#### SUPPLIED MATERIAL:

════════

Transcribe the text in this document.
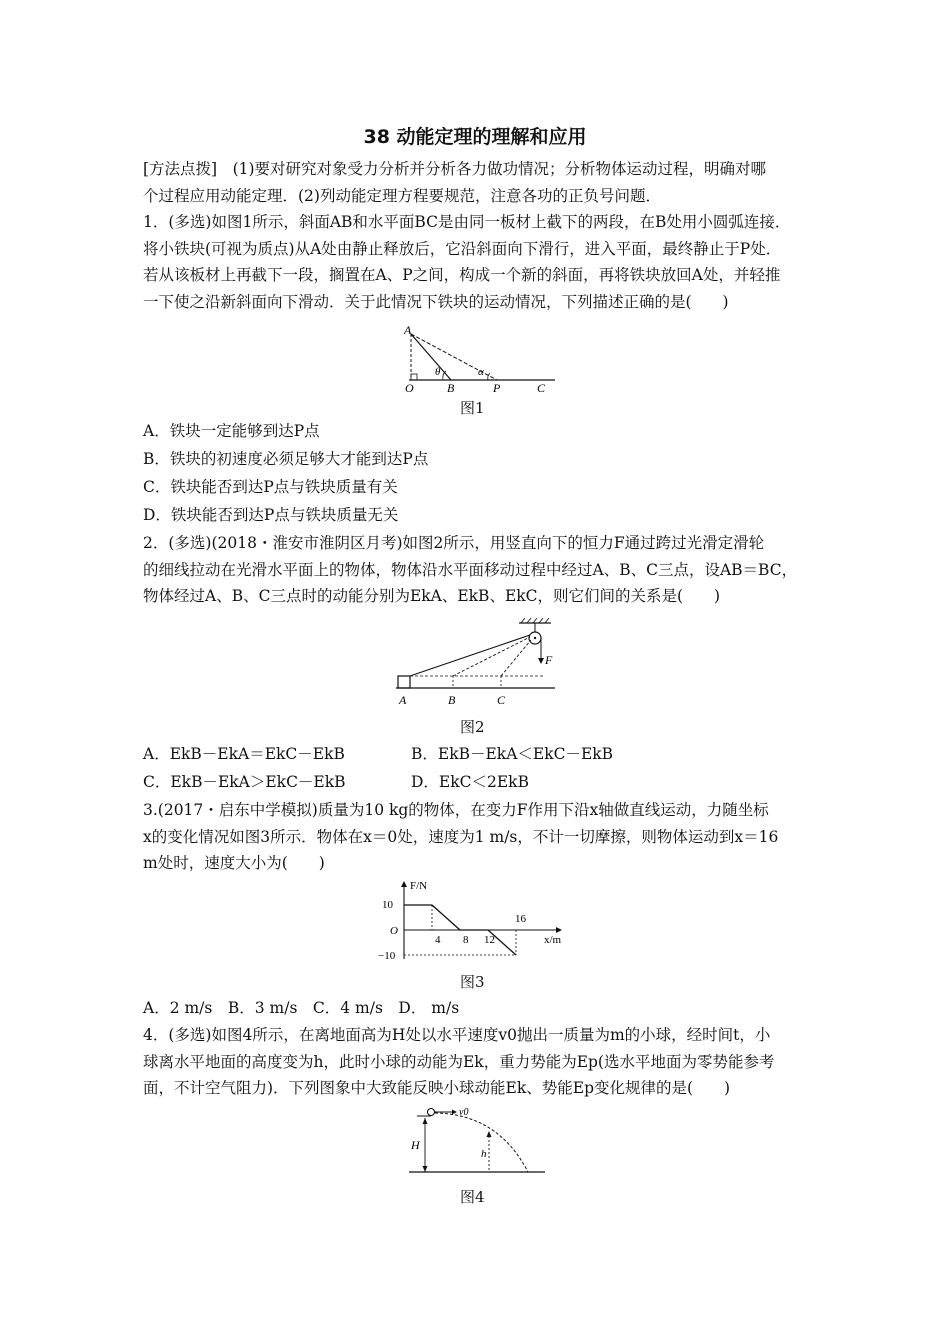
38 动能定理的理解和应用
[方法点拨]　(1)要对研究对象受力分析并分析各力做功情况；分析物体运动过程，明确对哪
个过程应用动能定理．(2)列动能定理方程要规范，注意各功的正负号问题．
1．(多选)如图1所示，斜面AB和水平面BC是由同一板材上截下的两段，在B处用小圆弧连接．
将小铁块(可视为质点)从A处由静止释放后，它沿斜面向下滑行，进入平面，最终静止于P处．
若从该板材上再截下一段，搁置在A、P之间，构成一个新的斜面，再将铁块放回A处，并轻推
一下使之沿新斜面向下滑动．关于此情况下铁块的运动情况，下列描述正确的是(　　)
A
O	B	P	C
θ	α
图1
A．铁块一定能够到达P点
B．铁块的初速度必须足够大才能到达P点
C．铁块能否到达P点与铁块质量有关
D．铁块能否到达P点与铁块质量无关
2．(多选)(2018・淮安市淮阴区月考)如图2所示，用竖直向下的恒力F通过跨过光滑定滑轮
的细线拉动在光滑水平面上的物体，物体沿水平面移动过程中经过A、B、C三点，设AB＝BC，
物体经过A、B、C三点时的动能分别为EkA、EkB、EkC，则它们间的关系是(　　)
F
A	B	C
图2
A．EkB－EkA＝EkC－EkB	B．EkB－EkA＜EkC－EkB
C．EkB－EkA＞EkC－EkB	D．EkC＜2EkB
3.(2017・启东中学模拟)质量为10 kg的物体，在变力F作用下沿x轴做直线运动，力随坐标
x的变化情况如图3所示．物体在x＝0处，速度为1 m/s，不计一切摩擦，则物体运动到x＝16
m处时，速度大小为(　　)
F/N
x/m
10
O
−10
4 8 12
16
图3
A．2 m/s　B．3 m/s　C．4 m/s　D． m/s
4．(多选)如图4所示，在离地面高为H处以水平速度v0抛出一质量为m的小球，经时间t，小
球离水平地面的高度变为h，此时小球的动能为Ek，重力势能为Ep(选水平地面为零势能参考
面，不计空气阻力)．下列图象中大致能反映小球动能Ek、势能Ep变化规律的是(　　)
v0
H
h
图4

════════

#### TASK:
Strip out the pictures and quote the remaining data word for word.

#### RESULT FOR THIS TASK:
Transcribe the text in this document.
38 动能定理的理解和应用
[方法点拨]　(1)要对研究对象受力分析并分析各力做功情况；分析物体运动过程，明确对哪
个过程应用动能定理．(2)列动能定理方程要规范，注意各功的正负号问题．
1．(多选)如图1所示，斜面AB和水平面BC是由同一板材上截下的两段，在B处用小圆弧连接．
将小铁块(可视为质点)从A处由静止释放后，它沿斜面向下滑行，进入平面，最终静止于P处．
若从该板材上再截下一段，搁置在A、P之间，构成一个新的斜面，再将铁块放回A处，并轻推
一下使之沿新斜面向下滑动．关于此情况下铁块的运动情况，下列描述正确的是(　　)
A
O	B	P	C
θ	α
图1
A．铁块一定能够到达P点
B．铁块的初速度必须足够大才能到达P点
C．铁块能否到达P点与铁块质量有关
D．铁块能否到达P点与铁块质量无关
2．(多选)(2018・淮安市淮阴区月考)如图2所示，用竖直向下的恒力F通过跨过光滑定滑轮
的细线拉动在光滑水平面上的物体，物体沿水平面移动过程中经过A、B、C三点，设AB＝BC，
物体经过A、B、C三点时的动能分别为EkA、EkB、EkC，则它们间的关系是(　　)
F
A	B	C
图2
A．EkB－EkA＝EkC－EkB	B．EkB－EkA＜EkC－EkB
C．EkB－EkA＞EkC－EkB	D．EkC＜2EkB
3.(2017・启东中学模拟)质量为10 kg的物体，在变力F作用下沿x轴做直线运动，力随坐标
x的变化情况如图3所示．物体在x＝0处，速度为1 m/s，不计一切摩擦，则物体运动到x＝16
m处时，速度大小为(　　)
F/N
x/m
10
O
−10
4 8 12
16
图3
A．2 m/s　B．3 m/s　C．4 m/s　D． m/s
4．(多选)如图4所示，在离地面高为H处以水平速度v0抛出一质量为m的小球，经时间t，小
球离水平地面的高度变为h，此时小球的动能为Ek，重力势能为Ep(选水平地面为零势能参考
面，不计空气阻力)．下列图象中大致能反映小球动能Ek、势能Ep变化规律的是(　　)
v0
H
h
图4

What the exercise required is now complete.